Annotated region listings
===

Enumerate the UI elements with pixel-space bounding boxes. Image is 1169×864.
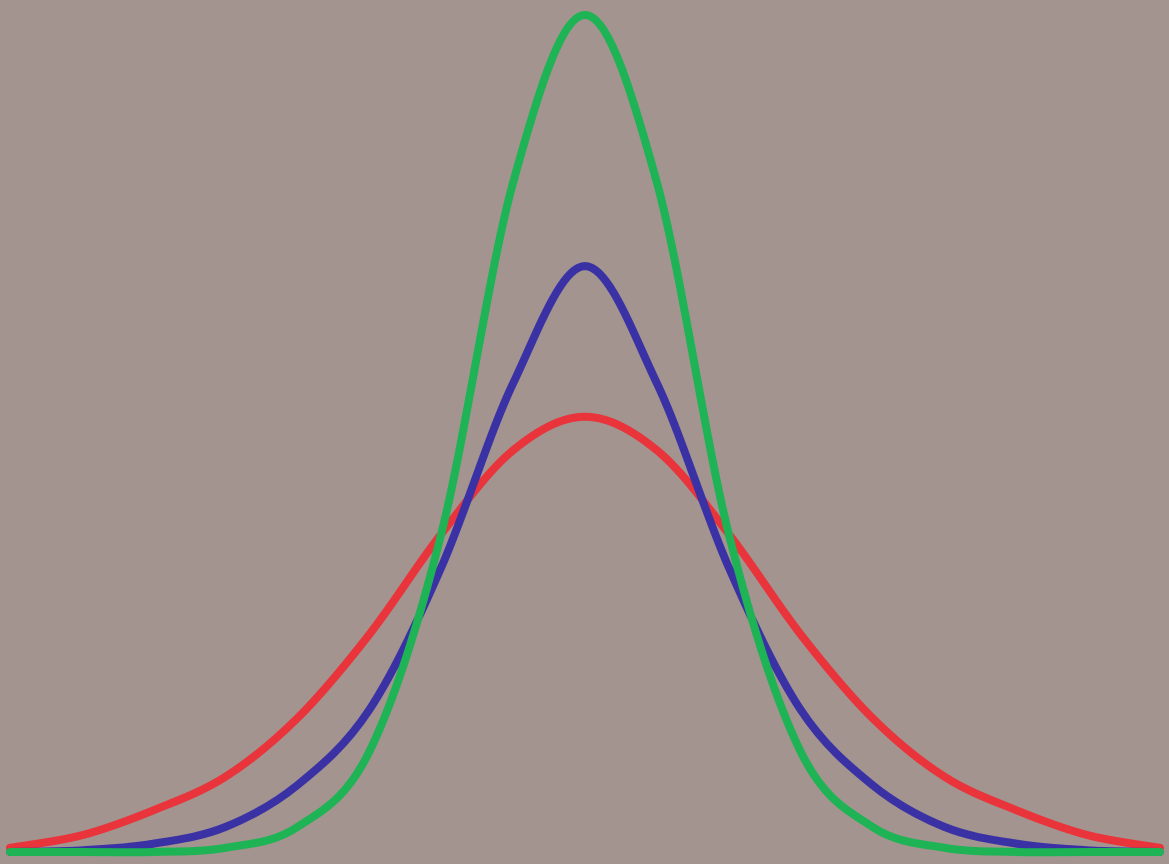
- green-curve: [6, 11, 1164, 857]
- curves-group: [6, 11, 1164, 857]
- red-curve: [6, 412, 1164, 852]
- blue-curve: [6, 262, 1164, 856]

===

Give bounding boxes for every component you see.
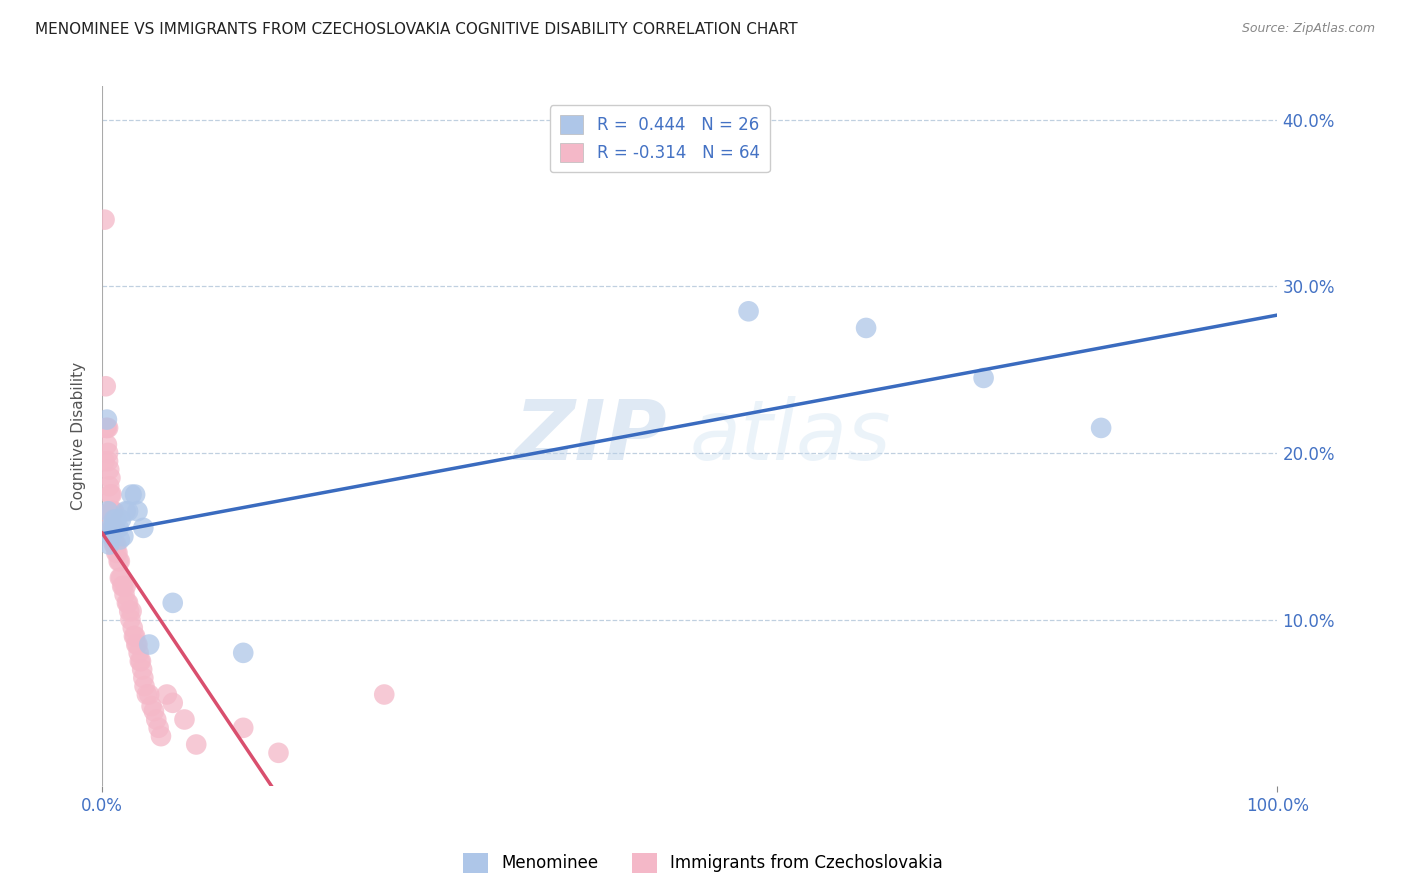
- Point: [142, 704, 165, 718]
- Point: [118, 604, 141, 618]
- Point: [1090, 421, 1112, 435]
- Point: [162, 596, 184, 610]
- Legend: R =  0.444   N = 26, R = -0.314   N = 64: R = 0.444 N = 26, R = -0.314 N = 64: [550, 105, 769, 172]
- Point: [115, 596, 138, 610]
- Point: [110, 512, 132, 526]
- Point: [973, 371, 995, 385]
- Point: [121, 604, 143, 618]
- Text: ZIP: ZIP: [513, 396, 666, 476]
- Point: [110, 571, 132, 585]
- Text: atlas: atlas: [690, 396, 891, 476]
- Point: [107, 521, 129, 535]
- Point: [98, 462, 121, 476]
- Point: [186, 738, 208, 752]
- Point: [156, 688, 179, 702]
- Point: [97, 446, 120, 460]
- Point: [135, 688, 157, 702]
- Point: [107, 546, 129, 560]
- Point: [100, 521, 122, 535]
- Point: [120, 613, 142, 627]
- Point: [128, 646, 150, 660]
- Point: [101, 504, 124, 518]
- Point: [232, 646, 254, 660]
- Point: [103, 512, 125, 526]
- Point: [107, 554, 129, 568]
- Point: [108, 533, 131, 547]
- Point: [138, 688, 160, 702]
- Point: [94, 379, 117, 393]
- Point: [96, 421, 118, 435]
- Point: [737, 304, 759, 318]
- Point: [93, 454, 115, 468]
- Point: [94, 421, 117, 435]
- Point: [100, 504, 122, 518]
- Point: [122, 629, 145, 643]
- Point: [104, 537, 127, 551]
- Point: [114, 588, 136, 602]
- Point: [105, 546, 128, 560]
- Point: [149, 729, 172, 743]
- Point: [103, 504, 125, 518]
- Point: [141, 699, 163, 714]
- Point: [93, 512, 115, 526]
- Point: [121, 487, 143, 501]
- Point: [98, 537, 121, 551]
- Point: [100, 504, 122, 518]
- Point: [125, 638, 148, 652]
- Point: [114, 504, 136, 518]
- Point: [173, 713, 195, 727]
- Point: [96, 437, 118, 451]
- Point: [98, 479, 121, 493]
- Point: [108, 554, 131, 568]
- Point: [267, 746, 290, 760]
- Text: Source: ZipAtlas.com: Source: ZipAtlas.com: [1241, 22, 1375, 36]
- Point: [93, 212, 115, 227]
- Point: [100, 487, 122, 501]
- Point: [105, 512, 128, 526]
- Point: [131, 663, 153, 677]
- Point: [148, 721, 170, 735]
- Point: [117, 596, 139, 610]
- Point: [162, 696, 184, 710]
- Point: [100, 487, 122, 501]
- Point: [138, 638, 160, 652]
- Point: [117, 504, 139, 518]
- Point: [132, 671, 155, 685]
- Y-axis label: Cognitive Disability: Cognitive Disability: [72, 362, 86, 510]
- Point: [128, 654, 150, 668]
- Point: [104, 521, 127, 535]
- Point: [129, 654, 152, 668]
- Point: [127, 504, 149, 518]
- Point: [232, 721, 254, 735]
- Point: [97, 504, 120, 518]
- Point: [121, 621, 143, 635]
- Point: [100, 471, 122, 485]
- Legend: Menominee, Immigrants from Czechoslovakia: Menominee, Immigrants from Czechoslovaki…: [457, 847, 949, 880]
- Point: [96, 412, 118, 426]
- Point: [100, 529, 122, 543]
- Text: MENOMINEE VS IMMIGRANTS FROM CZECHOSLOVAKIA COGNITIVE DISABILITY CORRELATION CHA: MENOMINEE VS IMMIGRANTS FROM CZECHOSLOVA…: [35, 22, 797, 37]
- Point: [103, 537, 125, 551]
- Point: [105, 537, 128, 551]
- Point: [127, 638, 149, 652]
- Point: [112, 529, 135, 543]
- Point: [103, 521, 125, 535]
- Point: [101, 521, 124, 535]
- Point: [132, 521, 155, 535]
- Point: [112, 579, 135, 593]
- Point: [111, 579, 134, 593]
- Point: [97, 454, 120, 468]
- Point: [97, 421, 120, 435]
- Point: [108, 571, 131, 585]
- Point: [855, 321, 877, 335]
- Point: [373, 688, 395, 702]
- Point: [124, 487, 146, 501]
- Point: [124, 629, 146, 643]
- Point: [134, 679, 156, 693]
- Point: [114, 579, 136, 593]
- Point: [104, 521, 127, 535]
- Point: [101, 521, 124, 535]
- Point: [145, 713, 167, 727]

===

How many lines in the items above contain the word "bounding"? Reply with the number only.

2